INSTRUCTIONS TO FOLLOW: Scan the data below for the string "What". Show every line where it turns up.

DATA IN THIS EXERCISE:

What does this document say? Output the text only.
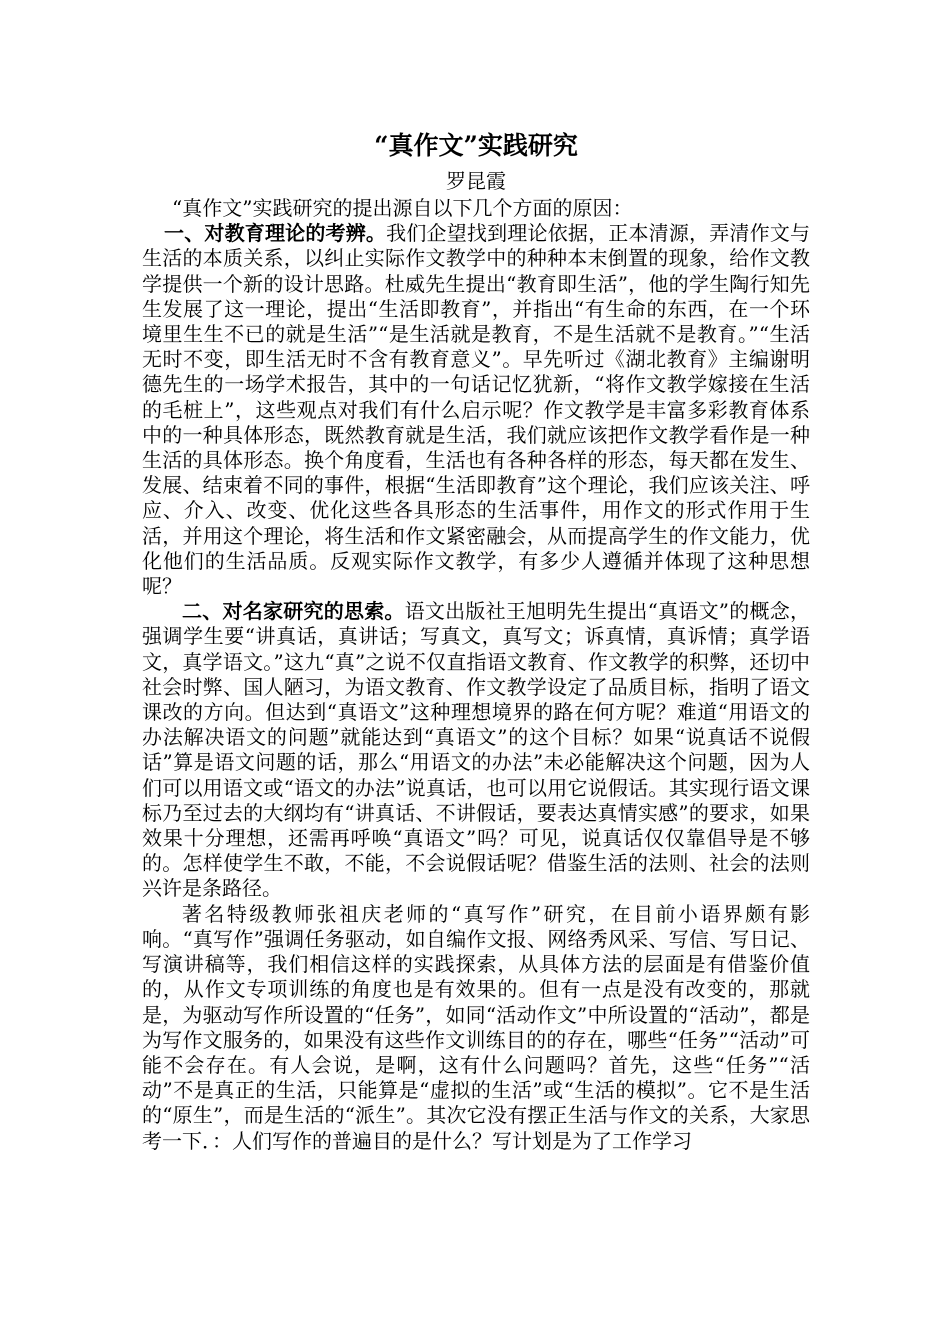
“真作文”实践研究
罗昆霞

“真作文”实践研究的提出源自以下几个方面的原因：

一、对教育理论的考辨。我们企望找到理论依据，正本清源，弄清作文与生活的本质关系，以纠止实际作文教学中的种种本末倒置的现象，给作文教学提供一个新的设计思路。杜威先生提出“教育即生活”，他的学生陶行知先生发展了这一理论，提出“生活即教育”，并指出“有生命的东西，在一个环境里生生不已的就是生活”“是生活就是教育，不是生活就不是教育。”“生活无时不变，即生活无时不含有教育意义”。早先听过《湖北教育》主编谢明德先生的一场学术报告，其中的一句话记忆犹新，“将作文教学嫁接在生活的毛桩上”，这些观点对我们有什么启示呢？作文教学是丰富多彩教育体系中的一种具体形态，既然教育就是生活，我们就应该把作文教学看作是一种生活的具体形态。换个角度看，生活也有各种各样的形态，每天都在发生、发展、结束着不同的事件，根据“生活即教育”这个理论，我们应该关注、呼应、介入、改变、优化这些各具形态的生活事件，用作文的形式作用于生活，并用这个理论，将生活和作文紧密融会，从而提高学生的作文能力，优化他们的生活品质。反观实际作文教学，有多少人遵循并体现了这种思想呢？

二、对名家研究的思索。语文出版社王旭明先生提出“真语文”的概念，强调学生要“讲真话，真讲话；写真文，真写文；诉真情，真诉情；真学语文，真学语文。”这九“真”之说不仅直指语文教育、作文教学的积弊，还切中社会时弊、国人陋习，为语文教育、作文教学设定了品质目标，指明了语文课改的方向。但达到“真语文”这种理想境界的路在何方呢？难道“用语文的办法解决语文的问题”就能达到“真语文”的这个目标？如果“说真话不说假话”算是语文问题的话，那么“用语文的办法”未必能解决这个问题，因为人们可以用语文或“语文的办法”说真话，也可以用它说假话。其实现行语文课标乃至过去的大纲均有“讲真话、不讲假话，要表达真情实感”的要求，如果效果十分理想，还需再呼唤“真语文”吗？可见，说真话仅仅靠倡导是不够的。怎样使学生不敢，不能，不会说假话呢？借鉴生活的法则、社会的法则兴许是条路径。

著名特级教师张祖庆老师的“真写作”研究，在目前小语界颇有影响。“真写作”强调任务驱动，如自编作文报、网络秀风采、写信、写日记、写演讲稿等，我们相信这样的实践探索，从具体方法的层面是有借鉴价值的，从作文专项训练的角度也是有效果的。但有一点是没有改变的，那就是，为驱动写作所设置的“任务”，如同“活动作文”中所设置的“活动”，都是为写作文服务的，如果没有这些作文训练目的的存在，哪些“任务”“活动”可能不会存在。有人会说，是啊，这有什么问题吗？首先，这些“任务”“活动”不是真正的生活，只能算是“虚拟的生活”或“生活的模拟”。它不是生活的“原生”，而是生活的“派生”。其次它没有摆正生活与作文的关系，大家思考一下．：人们写作的普遍目的是什么？写计划是为了工作学习
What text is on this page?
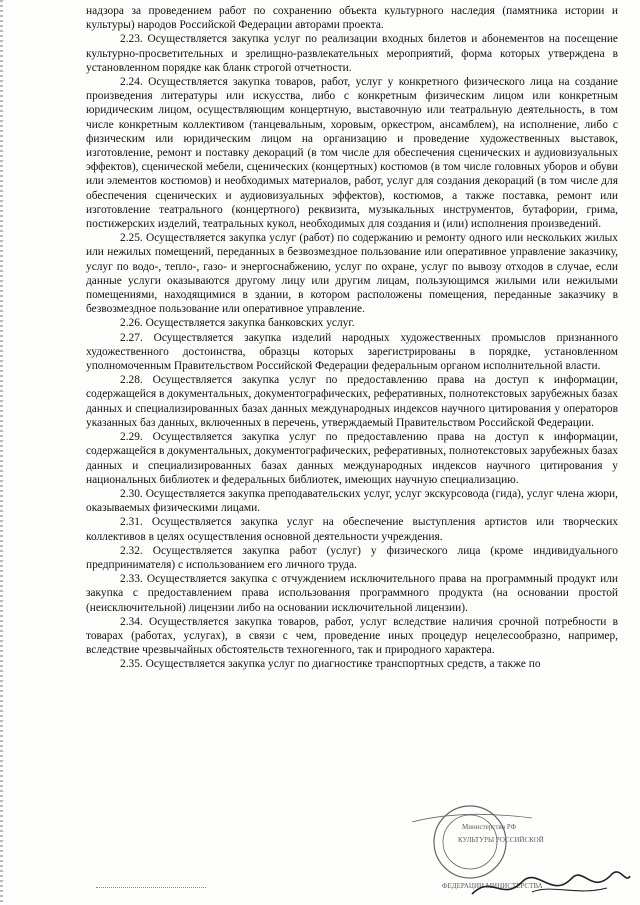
надзора за проведением работ по сохранению объекта культурного наследия (памятника истории и культуры) народов Российской Федерации авторами проекта.

2.23. Осуществляется закупка услуг по реализации входных билетов и абонементов на посещение культурно-просветительных и зрелищно-развлекательных мероприятий, форма которых утверждена в установленном порядке как бланк строгой отчетности.

2.24. Осуществляется закупка товаров, работ, услуг у конкретного физического лица на создание произведения литературы или искусства, либо с конкретным физическим лицом или конкретным юридическим лицом, осуществляющим концертную, выставочную или театральную деятельность, в том числе конкретным коллективом (танцевальным, хоровым, оркестром, ансамблем), на исполнение, либо с физическим или юридическим лицом на организацию и проведение художественных выставок, изготовление, ремонт и поставку декораций (в том числе для обеспечения сценических и аудиовизуальных эффектов), сценической мебели, сценических (концертных) костюмов (в том числе головных уборов и обуви или элементов костюмов) и необходимых материалов, работ, услуг для создания декораций (в том числе для обеспечения сценических и аудиовизуальных эффектов), костюмов, а также поставка, ремонт или изготовление театрального (концертного) реквизита, музыкальных инструментов, бутафории, грима, постижерских изделий, театральных кукол, необходимых для создания и (или) исполнения произведений.

2.25. Осуществляется закупка услуг (работ) по содержанию и ремонту одного или нескольких жилых или нежилых помещений, переданных в безвозмездное пользование или оперативное управление заказчику, услуг по водо-, тепло-, газо- и энергоснабжению, услуг по охране, услуг по вывозу отходов в случае, если данные услуги оказываются другому лицу или другим лицам, пользующимся жилыми или нежилыми помещениями, находящимися в здании, в котором расположены помещения, переданные заказчику в безвозмездное пользование или оперативное управление.

2.26. Осуществляется закупка банковских услуг.

2.27. Осуществляется закупка изделий народных художественных промыслов признанного художественного достоинства, образцы которых зарегистрированы в порядке, установленном уполномоченным Правительством Российской Федерации федеральным органом исполнительной власти.

2.28. Осуществляется закупка услуг по предоставлению права на доступ к информации, содержащейся в документальных, документографических, реферативных, полнотекстовых зарубежных базах данных и специализированных базах данных международных индексов научного цитирования у операторов указанных баз данных, включенных в перечень, утверждаемый Правительством Российской Федерации.

2.29. Осуществляется закупка услуг по предоставлению права на доступ к информации, содержащейся в документальных, документографических, реферативных, полнотекстовых зарубежных базах данных и специализированных базах данных международных индексов научного цитирования у национальных библиотек и федеральных библиотек, имеющих научную специализацию.

2.30. Осуществляется закупка преподавательских услуг, услуг экскурсовода (гида), услуг члена жюри, оказываемых физическими лицами.

2.31. Осуществляется закупка услуг на обеспечение выступления артистов или творческих коллективов в целях осуществления основной деятельности учреждения.

2.32. Осуществляется закупка работ (услуг) у физического лица (кроме индивидуального предпринимателя) с использованием его личного труда.

2.33. Осуществляется закупка с отчуждением исключительного права на программный продукт или закупка с предоставлением права использования программного продукта (на основании простой (неисключительной) лицензии либо на основании исключительной лицензии).

2.34. Осуществляется закупка товаров, работ, услуг вследствие наличия срочной потребности в товарах (работах, услугах), в связи с чем, проведение иных процедур нецелесообразно, например, вследствие чрезвычайных обстоятельств техногенного, так и природного характера.

2.35. Осуществляется закупка услуг по диагностике транспортных средств, а также по

Министерство РФ
КУЛЬТУРЫ РОССИЙСКОЙ
ФЕДЕРАЦИИ МИНИСТЕРСТВА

FULL SOLUTION:
What does this document say? Output the text only.
What text is on this page?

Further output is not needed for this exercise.